--- Begin MATERIAL FOR THIS TASK ---

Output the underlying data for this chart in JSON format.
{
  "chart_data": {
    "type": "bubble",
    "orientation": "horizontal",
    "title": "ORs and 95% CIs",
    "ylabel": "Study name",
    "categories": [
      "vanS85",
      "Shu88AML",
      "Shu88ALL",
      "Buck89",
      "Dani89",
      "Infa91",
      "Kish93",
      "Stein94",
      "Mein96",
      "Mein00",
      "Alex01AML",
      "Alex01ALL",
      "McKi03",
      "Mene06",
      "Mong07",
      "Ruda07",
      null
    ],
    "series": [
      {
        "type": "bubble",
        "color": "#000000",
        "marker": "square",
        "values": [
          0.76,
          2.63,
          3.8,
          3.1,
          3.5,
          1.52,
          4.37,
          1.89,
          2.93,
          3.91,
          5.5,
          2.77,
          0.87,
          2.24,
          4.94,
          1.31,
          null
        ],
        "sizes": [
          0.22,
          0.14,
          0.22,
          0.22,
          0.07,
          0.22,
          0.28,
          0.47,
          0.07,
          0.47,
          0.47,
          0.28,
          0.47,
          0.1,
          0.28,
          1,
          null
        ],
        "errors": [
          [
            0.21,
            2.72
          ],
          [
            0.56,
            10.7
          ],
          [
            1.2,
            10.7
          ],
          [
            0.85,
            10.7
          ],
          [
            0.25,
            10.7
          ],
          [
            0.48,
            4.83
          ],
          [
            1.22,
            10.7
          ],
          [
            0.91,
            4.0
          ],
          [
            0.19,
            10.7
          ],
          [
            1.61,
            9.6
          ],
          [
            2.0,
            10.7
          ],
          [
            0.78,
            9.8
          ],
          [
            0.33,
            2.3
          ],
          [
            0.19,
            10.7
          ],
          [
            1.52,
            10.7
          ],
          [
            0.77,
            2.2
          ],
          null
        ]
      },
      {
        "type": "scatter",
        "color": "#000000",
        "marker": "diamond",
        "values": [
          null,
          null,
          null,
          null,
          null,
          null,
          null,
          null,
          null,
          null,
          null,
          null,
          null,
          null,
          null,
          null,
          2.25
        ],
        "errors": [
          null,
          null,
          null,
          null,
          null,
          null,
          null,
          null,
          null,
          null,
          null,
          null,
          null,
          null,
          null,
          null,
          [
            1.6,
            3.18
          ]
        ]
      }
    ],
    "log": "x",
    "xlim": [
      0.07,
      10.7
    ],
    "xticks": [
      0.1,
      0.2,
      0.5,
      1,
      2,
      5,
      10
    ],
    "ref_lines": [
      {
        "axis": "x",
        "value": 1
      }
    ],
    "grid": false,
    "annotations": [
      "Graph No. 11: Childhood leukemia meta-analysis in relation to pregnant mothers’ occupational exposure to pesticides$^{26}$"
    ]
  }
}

--- End MATERIAL FOR THIS TASK ---

- **AIM OF THE TASK**
Go through the listing and print each line exactly as it appears.

- **RESULT OF THIS EXERCISE**
Output the underlying data for this chart in JSON format.
{
  "chart_data": {
    "type": "bubble",
    "orientation": "horizontal",
    "title": "ORs and 95% CIs",
    "ylabel": "Study name",
    "categories": [
      "vanS85",
      "Shu88AML",
      "Shu88ALL",
      "Buck89",
      "Dani89",
      "Infa91",
      "Kish93",
      "Stein94",
      "Mein96",
      "Mein00",
      "Alex01AML",
      "Alex01ALL",
      "McKi03",
      "Mene06",
      "Mong07",
      "Ruda07",
      null
    ],
    "series": [
      {
        "type": "bubble",
        "color": "#000000",
        "marker": "square",
        "values": [
          0.76,
          2.63,
          3.8,
          3.1,
          3.5,
          1.52,
          4.37,
          1.89,
          2.93,
          3.91,
          5.5,
          2.77,
          0.87,
          2.24,
          4.94,
          1.31,
          null
        ],
        "sizes": [
          0.22,
          0.14,
          0.22,
          0.22,
          0.07,
          0.22,
          0.28,
          0.47,
          0.07,
          0.47,
          0.47,
          0.28,
          0.47,
          0.1,
          0.28,
          1,
          null
        ],
        "errors": [
          [
            0.21,
            2.72
          ],
          [
            0.56,
            10.7
          ],
          [
            1.2,
            10.7
          ],
          [
            0.85,
            10.7
          ],
          [
            0.25,
            10.7
          ],
          [
            0.48,
            4.83
          ],
          [
            1.22,
            10.7
          ],
          [
            0.91,
            4.0
          ],
          [
            0.19,
            10.7
          ],
          [
            1.61,
            9.6
          ],
          [
            2.0,
            10.7
          ],
          [
            0.78,
            9.8
          ],
          [
            0.33,
            2.3
          ],
          [
            0.19,
            10.7
          ],
          [
            1.52,
            10.7
          ],
          [
            0.77,
            2.2
          ],
          null
        ]
      },
      {
        "type": "scatter",
        "color": "#000000",
        "marker": "diamond",
        "values": [
          null,
          null,
          null,
          null,
          null,
          null,
          null,
          null,
          null,
          null,
          null,
          null,
          null,
          null,
          null,
          null,
          2.25
        ],
        "errors": [
          null,
          null,
          null,
          null,
          null,
          null,
          null,
          null,
          null,
          null,
          null,
          null,
          null,
          null,
          null,
          null,
          [
            1.6,
            3.18
          ]
        ]
      }
    ],
    "log": "x",
    "xlim": [
      0.07,
      10.7
    ],
    "xticks": [
      0.1,
      0.2,
      0.5,
      1,
      2,
      5,
      10
    ],
    "ref_lines": [
      {
        "axis": "x",
        "value": 1
      }
    ],
    "grid": false,
    "annotations": [
      "Graph No. 11: Childhood leukemia meta-analysis in relation to pregnant mothers’ occupational exposure to pesticides$^{26}$"
    ]
  }
}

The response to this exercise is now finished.